-- TASK STATEMENT --
For the data that follows, report how many lines contain the word "photo", and nothing else.

--- START MATERIAL FOR THE TASK ---

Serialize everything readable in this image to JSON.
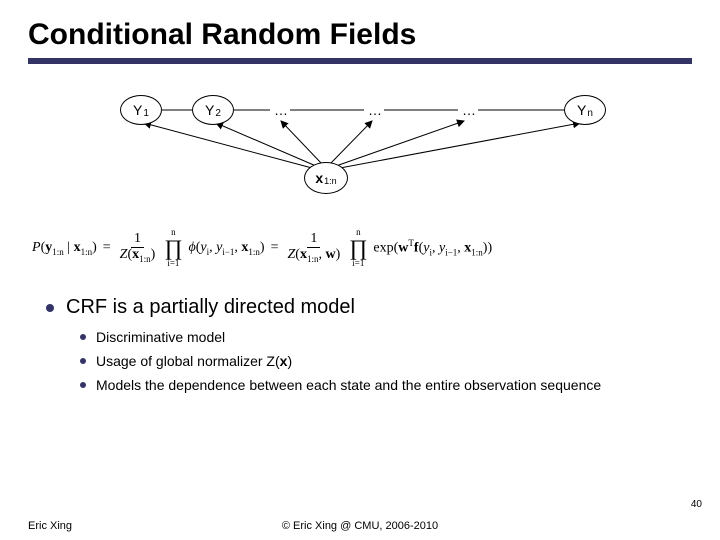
{
  "title": "Conditional Random Fields",
  "graph": {
    "y1": {
      "base": "Y",
      "sub": "1"
    },
    "y2": {
      "base": "Y",
      "sub": "2"
    },
    "dots": "…",
    "yn": {
      "base": "Y",
      "sub": "n"
    },
    "x": {
      "base": "x",
      "sub": "1:n"
    }
  },
  "formula": {
    "lhs_P": "P",
    "lhs_args": "(",
    "y": "y",
    "y_sub": "1:n",
    "bar": " | ",
    "x": "x",
    "x_sub": "1:n",
    "close": ")",
    "eq": "=",
    "one": "1",
    "Z": "Z",
    "Zarg_open": "(",
    "Zarg_close": ")",
    "prod_top": "n",
    "prod_bot": "i=1",
    "phi": "ϕ",
    "phi_args_open": "(",
    "yi": "y",
    "yi_sub": "i",
    "comma": ", ",
    "yim1": "y",
    "yim1_sub": "i−1",
    "phi_args_close": ")",
    "Z2arg_open": "(",
    "w": "w",
    "Z2arg_close": ")",
    "exp": "exp",
    "wTf": "w",
    "T": "T",
    "f": "f",
    "fargs_open": "(",
    "fargs_close": ")"
  },
  "bullets": {
    "main": "CRF is a partially directed model",
    "subs": [
      "Discriminative model",
      {
        "pre": "Usage of global normalizer Z(",
        "xvar": "x",
        "post": ")"
      },
      "Models the dependence between each state and the entire observation sequence"
    ]
  },
  "slidenum": "40",
  "footer": {
    "left": "Eric Xing",
    "center": "© Eric Xing @ CMU, 2006-2010"
  }
}
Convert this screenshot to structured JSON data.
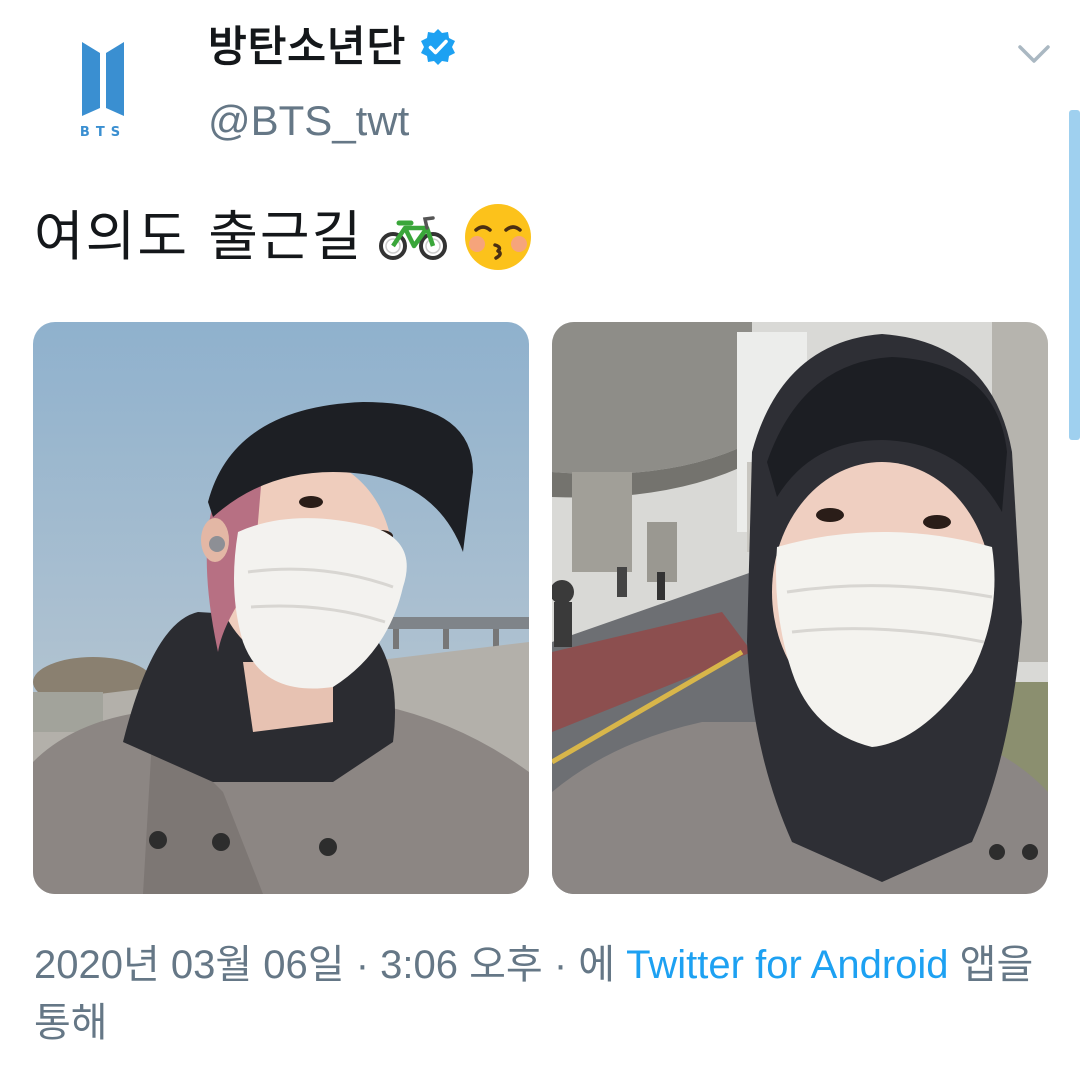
{
  "header": {
    "display_name": "방탄소년단",
    "handle": "@BTS_twt",
    "avatar_text": "BTS",
    "verified_icon": "verified-badge-icon",
    "menu_icon": "chevron-down-icon"
  },
  "tweet": {
    "text": "여의도 출근길",
    "emojis": [
      "bicycle-emoji",
      "kissing-face-emoji"
    ],
    "media": [
      {
        "description": "photo-1"
      },
      {
        "description": "photo-2"
      }
    ]
  },
  "meta": {
    "timestamp": "2020년 03월 06일 · 3:06 오후 · 에 ",
    "source_link": "Twitter for Android",
    "source_suffix": " 앱을 통해"
  },
  "colors": {
    "accent": "#1da1f2",
    "secondary_text": "#657786",
    "logo_blue": "#3a8fd1"
  }
}
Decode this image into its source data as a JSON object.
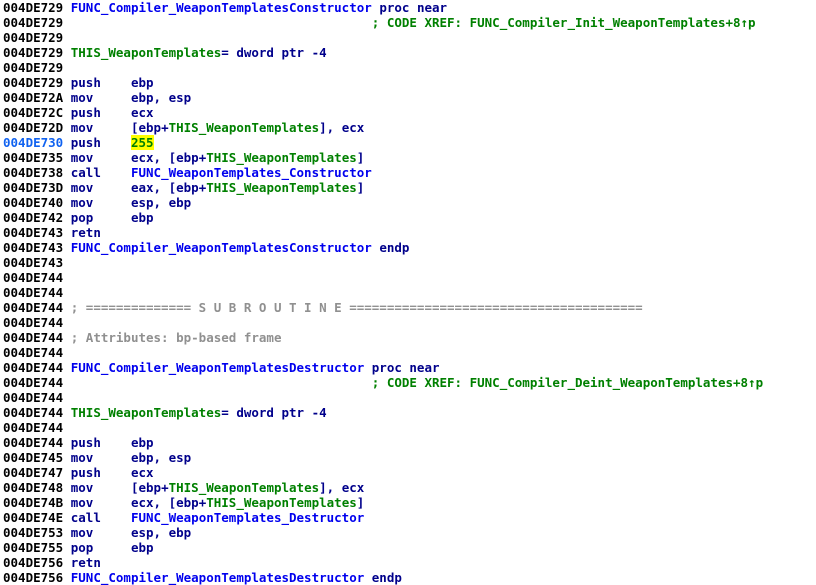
{
  "view": {
    "app": "IDA Pro",
    "panel_name": "IDA View-A",
    "background_color": "#ffffff",
    "colors": {
      "address": "#000000",
      "address_current": "#1062f0",
      "mnemonic": "#00008b",
      "function_name": "#0000ee",
      "local_variable": "#008000",
      "comment": "#008000",
      "divider": "#909090",
      "highlight_background": "#ffff00"
    }
  },
  "lines": [
    {
      "address": "004DE729",
      "current": false,
      "segments": [
        {
          "text": "FUNC_Compiler_WeaponTemplatesConstructor",
          "cls": "seg-name"
        },
        {
          "text": " ",
          "cls": "seg-plain"
        },
        {
          "text": "proc near",
          "cls": "seg-keyword"
        }
      ]
    },
    {
      "address": "004DE729",
      "current": false,
      "segments": [
        {
          "text": "                                        ; CODE XREF: FUNC_Compiler_Init_WeaponTemplates+8↑p",
          "cls": "seg-comment"
        }
      ]
    },
    {
      "address": "004DE729",
      "current": false,
      "segments": []
    },
    {
      "address": "004DE729",
      "current": false,
      "segments": [
        {
          "text": "THIS_WeaponTemplates",
          "cls": "seg-localvar"
        },
        {
          "text": "= dword ptr -4",
          "cls": "seg-keyword"
        }
      ]
    },
    {
      "address": "004DE729",
      "current": false,
      "segments": []
    },
    {
      "address": "004DE729",
      "current": false,
      "segments": [
        {
          "text": "push    ",
          "cls": "seg-mnem"
        },
        {
          "text": "ebp",
          "cls": "seg-reg"
        }
      ]
    },
    {
      "address": "004DE72A",
      "current": false,
      "segments": [
        {
          "text": "mov     ",
          "cls": "seg-mnem"
        },
        {
          "text": "ebp, esp",
          "cls": "seg-reg"
        }
      ]
    },
    {
      "address": "004DE72C",
      "current": false,
      "segments": [
        {
          "text": "push    ",
          "cls": "seg-mnem"
        },
        {
          "text": "ecx",
          "cls": "seg-reg"
        }
      ]
    },
    {
      "address": "004DE72D",
      "current": false,
      "segments": [
        {
          "text": "mov     ",
          "cls": "seg-mnem"
        },
        {
          "text": "[ebp+",
          "cls": "seg-reg"
        },
        {
          "text": "THIS_WeaponTemplates",
          "cls": "seg-localvar"
        },
        {
          "text": "], ecx",
          "cls": "seg-reg"
        }
      ]
    },
    {
      "address": "004DE730",
      "current": true,
      "segments": [
        {
          "text": "push    ",
          "cls": "seg-mnem"
        },
        {
          "text": "",
          "cls": "cursor"
        },
        {
          "text": "255",
          "cls": "seg-highlight"
        }
      ]
    },
    {
      "address": "004DE735",
      "current": false,
      "segments": [
        {
          "text": "mov     ",
          "cls": "seg-mnem"
        },
        {
          "text": "ecx, [ebp+",
          "cls": "seg-reg"
        },
        {
          "text": "THIS_WeaponTemplates",
          "cls": "seg-localvar"
        },
        {
          "text": "]",
          "cls": "seg-reg"
        }
      ]
    },
    {
      "address": "004DE738",
      "current": false,
      "segments": [
        {
          "text": "call    ",
          "cls": "seg-mnem"
        },
        {
          "text": "FUNC_WeaponTemplates_Constructor",
          "cls": "seg-name"
        }
      ]
    },
    {
      "address": "004DE73D",
      "current": false,
      "segments": [
        {
          "text": "mov     ",
          "cls": "seg-mnem"
        },
        {
          "text": "eax, [ebp+",
          "cls": "seg-reg"
        },
        {
          "text": "THIS_WeaponTemplates",
          "cls": "seg-localvar"
        },
        {
          "text": "]",
          "cls": "seg-reg"
        }
      ]
    },
    {
      "address": "004DE740",
      "current": false,
      "segments": [
        {
          "text": "mov     ",
          "cls": "seg-mnem"
        },
        {
          "text": "esp, ebp",
          "cls": "seg-reg"
        }
      ]
    },
    {
      "address": "004DE742",
      "current": false,
      "segments": [
        {
          "text": "pop     ",
          "cls": "seg-mnem"
        },
        {
          "text": "ebp",
          "cls": "seg-reg"
        }
      ]
    },
    {
      "address": "004DE743",
      "current": false,
      "segments": [
        {
          "text": "retn",
          "cls": "seg-mnem"
        }
      ]
    },
    {
      "address": "004DE743",
      "current": false,
      "segments": [
        {
          "text": "FUNC_Compiler_WeaponTemplatesConstructor",
          "cls": "seg-name"
        },
        {
          "text": " ",
          "cls": "seg-plain"
        },
        {
          "text": "endp",
          "cls": "seg-keyword"
        }
      ]
    },
    {
      "address": "004DE743",
      "current": false,
      "segments": []
    },
    {
      "address": "004DE744",
      "current": false,
      "segments": []
    },
    {
      "address": "004DE744",
      "current": false,
      "segments": []
    },
    {
      "address": "004DE744",
      "current": false,
      "segments": [
        {
          "text": "; ============== S U B R O U T I N E =======================================",
          "cls": "seg-divider"
        }
      ]
    },
    {
      "address": "004DE744",
      "current": false,
      "segments": []
    },
    {
      "address": "004DE744",
      "current": false,
      "segments": [
        {
          "text": "; Attributes: bp-based frame",
          "cls": "seg-attr"
        }
      ]
    },
    {
      "address": "004DE744",
      "current": false,
      "segments": []
    },
    {
      "address": "004DE744",
      "current": false,
      "segments": [
        {
          "text": "FUNC_Compiler_WeaponTemplatesDestructor",
          "cls": "seg-name"
        },
        {
          "text": " ",
          "cls": "seg-plain"
        },
        {
          "text": "proc near",
          "cls": "seg-keyword"
        }
      ]
    },
    {
      "address": "004DE744",
      "current": false,
      "segments": [
        {
          "text": "                                        ; CODE XREF: FUNC_Compiler_Deint_WeaponTemplates+8↑p",
          "cls": "seg-comment"
        }
      ]
    },
    {
      "address": "004DE744",
      "current": false,
      "segments": []
    },
    {
      "address": "004DE744",
      "current": false,
      "segments": [
        {
          "text": "THIS_WeaponTemplates",
          "cls": "seg-localvar"
        },
        {
          "text": "= dword ptr -4",
          "cls": "seg-keyword"
        }
      ]
    },
    {
      "address": "004DE744",
      "current": false,
      "segments": []
    },
    {
      "address": "004DE744",
      "current": false,
      "segments": [
        {
          "text": "push    ",
          "cls": "seg-mnem"
        },
        {
          "text": "ebp",
          "cls": "seg-reg"
        }
      ]
    },
    {
      "address": "004DE745",
      "current": false,
      "segments": [
        {
          "text": "mov     ",
          "cls": "seg-mnem"
        },
        {
          "text": "ebp, esp",
          "cls": "seg-reg"
        }
      ]
    },
    {
      "address": "004DE747",
      "current": false,
      "segments": [
        {
          "text": "push    ",
          "cls": "seg-mnem"
        },
        {
          "text": "ecx",
          "cls": "seg-reg"
        }
      ]
    },
    {
      "address": "004DE748",
      "current": false,
      "segments": [
        {
          "text": "mov     ",
          "cls": "seg-mnem"
        },
        {
          "text": "[ebp+",
          "cls": "seg-reg"
        },
        {
          "text": "THIS_WeaponTemplates",
          "cls": "seg-localvar"
        },
        {
          "text": "], ecx",
          "cls": "seg-reg"
        }
      ]
    },
    {
      "address": "004DE74B",
      "current": false,
      "segments": [
        {
          "text": "mov     ",
          "cls": "seg-mnem"
        },
        {
          "text": "ecx, [ebp+",
          "cls": "seg-reg"
        },
        {
          "text": "THIS_WeaponTemplates",
          "cls": "seg-localvar"
        },
        {
          "text": "]",
          "cls": "seg-reg"
        }
      ]
    },
    {
      "address": "004DE74E",
      "current": false,
      "segments": [
        {
          "text": "call    ",
          "cls": "seg-mnem"
        },
        {
          "text": "FUNC_WeaponTemplates_Destructor",
          "cls": "seg-name"
        }
      ]
    },
    {
      "address": "004DE753",
      "current": false,
      "segments": [
        {
          "text": "mov     ",
          "cls": "seg-mnem"
        },
        {
          "text": "esp, ebp",
          "cls": "seg-reg"
        }
      ]
    },
    {
      "address": "004DE755",
      "current": false,
      "segments": [
        {
          "text": "pop     ",
          "cls": "seg-mnem"
        },
        {
          "text": "ebp",
          "cls": "seg-reg"
        }
      ]
    },
    {
      "address": "004DE756",
      "current": false,
      "segments": [
        {
          "text": "retn",
          "cls": "seg-mnem"
        }
      ]
    },
    {
      "address": "004DE756",
      "current": false,
      "segments": [
        {
          "text": "FUNC_Compiler_WeaponTemplatesDestructor",
          "cls": "seg-name"
        },
        {
          "text": " ",
          "cls": "seg-plain"
        },
        {
          "text": "endp",
          "cls": "seg-keyword"
        }
      ]
    }
  ]
}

--- END MATERIAL FOR THE TASK ---

-- RESULT OF THE EXERCISE --
2